Carry none of the pictures over; set down the material below exactly.

=====

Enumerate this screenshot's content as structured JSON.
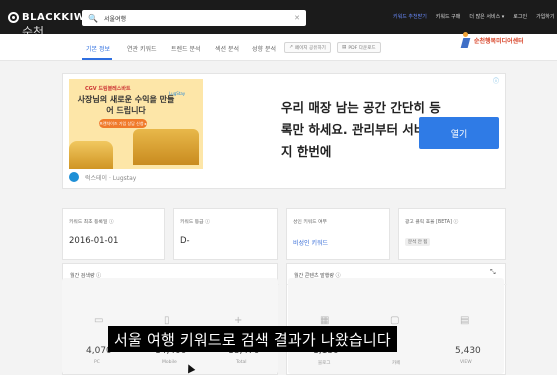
{
  "header": {
    "brand": "BLACKKIWI",
    "search": {
      "value": "서울여행",
      "placeholder": ""
    },
    "nav": [
      "키워드 추천받기",
      "키워드 구매",
      "더 많은 서비스 ▾",
      "로그인",
      "가입하기"
    ]
  },
  "watermark": {
    "left_line1": "순천",
    "left_line2": "이대",
    "right_text": "순천행복미디어센터"
  },
  "tabs": [
    "기본 정보",
    "연관 키워드",
    "트렌드 분석",
    "섹션 분석",
    "성향 분석"
  ],
  "active_tab": "기본 정보",
  "actions": {
    "share_label": "페이지 공유하기",
    "pdf_label": "PDF 다운로드"
  },
  "ad": {
    "brand_small": "CGV 드림블레스바트",
    "image_headline": "사장님의 새로운 수익을 만들어 드립니다",
    "image_cta": "프랜차이즈 가입 상담 신청 ▸",
    "image_tag": "LugStay",
    "headline": "우리 매장 남는 공간 간단히 등록만 하세요. 관리부터 서비스까지 한번에",
    "button": "열기",
    "advertiser": "럭스테이 · Lugstay",
    "info_icon": "ⓘ"
  },
  "cards": [
    {
      "label": "키워드 최초 등록일 ⓘ",
      "value": "2016-01-01"
    },
    {
      "label": "키워드 등급 ⓘ",
      "value": "D-"
    },
    {
      "label": "성인 키워드 여부",
      "value": "비성인 키워드"
    },
    {
      "label": "광고 클릭 효율 [BETA] ⓘ",
      "value": "분석 안 됨"
    }
  ],
  "panels": {
    "search_volume": {
      "title": "월간 검색량 ⓘ"
    },
    "content_publish": {
      "title": "월간 콘텐츠 발행량 ⓘ"
    }
  },
  "metrics": [
    {
      "value": "4,070",
      "label": "PC",
      "icon": "monitor-icon"
    },
    {
      "value": "14,400",
      "label": "Mobile",
      "icon": "phone-icon"
    },
    {
      "value": "18,470",
      "label": "Total",
      "icon": "plus-icon"
    },
    {
      "value": "1,130",
      "label": "블로그",
      "icon": "blog-icon"
    },
    {
      "value": "",
      "label": "카페",
      "icon": "cafe-icon"
    },
    {
      "value": "5,430",
      "label": "VIEW",
      "icon": "view-icon"
    }
  ],
  "caption": "서울 여행 키워드로 검색 결과가 나왔습니다",
  "colors": {
    "accent": "#2f6fe0",
    "topbar": "#1b1b1b",
    "ad_button": "#2f7be6"
  }
}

=====

• _Result below_:
Enumerate this screenshot's content as structured JSON.
{
  "header": {
    "brand": "BLACKKIWI",
    "search": {
      "value": "서울여행",
      "placeholder": ""
    },
    "nav": [
      "키워드 추천받기",
      "키워드 구매",
      "더 많은 서비스 ▾",
      "로그인",
      "가입하기"
    ]
  },
  "watermark": {
    "left_line1": "순천",
    "left_line2": "이대",
    "right_text": "순천행복미디어센터"
  },
  "tabs": [
    "기본 정보",
    "연관 키워드",
    "트렌드 분석",
    "섹션 분석",
    "성향 분석"
  ],
  "active_tab": "기본 정보",
  "actions": {
    "share_label": "페이지 공유하기",
    "pdf_label": "PDF 다운로드"
  },
  "ad": {
    "brand_small": "CGV 드림블레스바트",
    "image_headline": "사장님의 새로운 수익을 만들어 드립니다",
    "image_cta": "프랜차이즈 가입 상담 신청 ▸",
    "image_tag": "LugStay",
    "headline": "우리 매장 남는 공간 간단히 등록만 하세요. 관리부터 서비스까지 한번에",
    "button": "열기",
    "advertiser": "럭스테이 · Lugstay",
    "info_icon": "ⓘ"
  },
  "cards": [
    {
      "label": "키워드 최초 등록일 ⓘ",
      "value": "2016-01-01"
    },
    {
      "label": "키워드 등급 ⓘ",
      "value": "D-"
    },
    {
      "label": "성인 키워드 여부",
      "value": "비성인 키워드"
    },
    {
      "label": "광고 클릭 효율 [BETA] ⓘ",
      "value": "분석 안 됨"
    }
  ],
  "panels": {
    "search_volume": {
      "title": "월간 검색량 ⓘ"
    },
    "content_publish": {
      "title": "월간 콘텐츠 발행량 ⓘ"
    }
  },
  "metrics": [
    {
      "value": "4,070",
      "label": "PC",
      "icon": "monitor-icon"
    },
    {
      "value": "14,400",
      "label": "Mobile",
      "icon": "phone-icon"
    },
    {
      "value": "18,470",
      "label": "Total",
      "icon": "plus-icon"
    },
    {
      "value": "1,130",
      "label": "블로그",
      "icon": "blog-icon"
    },
    {
      "value": "",
      "label": "카페",
      "icon": "cafe-icon"
    },
    {
      "value": "5,430",
      "label": "VIEW",
      "icon": "view-icon"
    }
  ],
  "caption": "서울 여행 키워드로 검색 결과가 나왔습니다",
  "colors": {
    "accent": "#2f6fe0",
    "topbar": "#1b1b1b",
    "ad_button": "#2f7be6"
  }
}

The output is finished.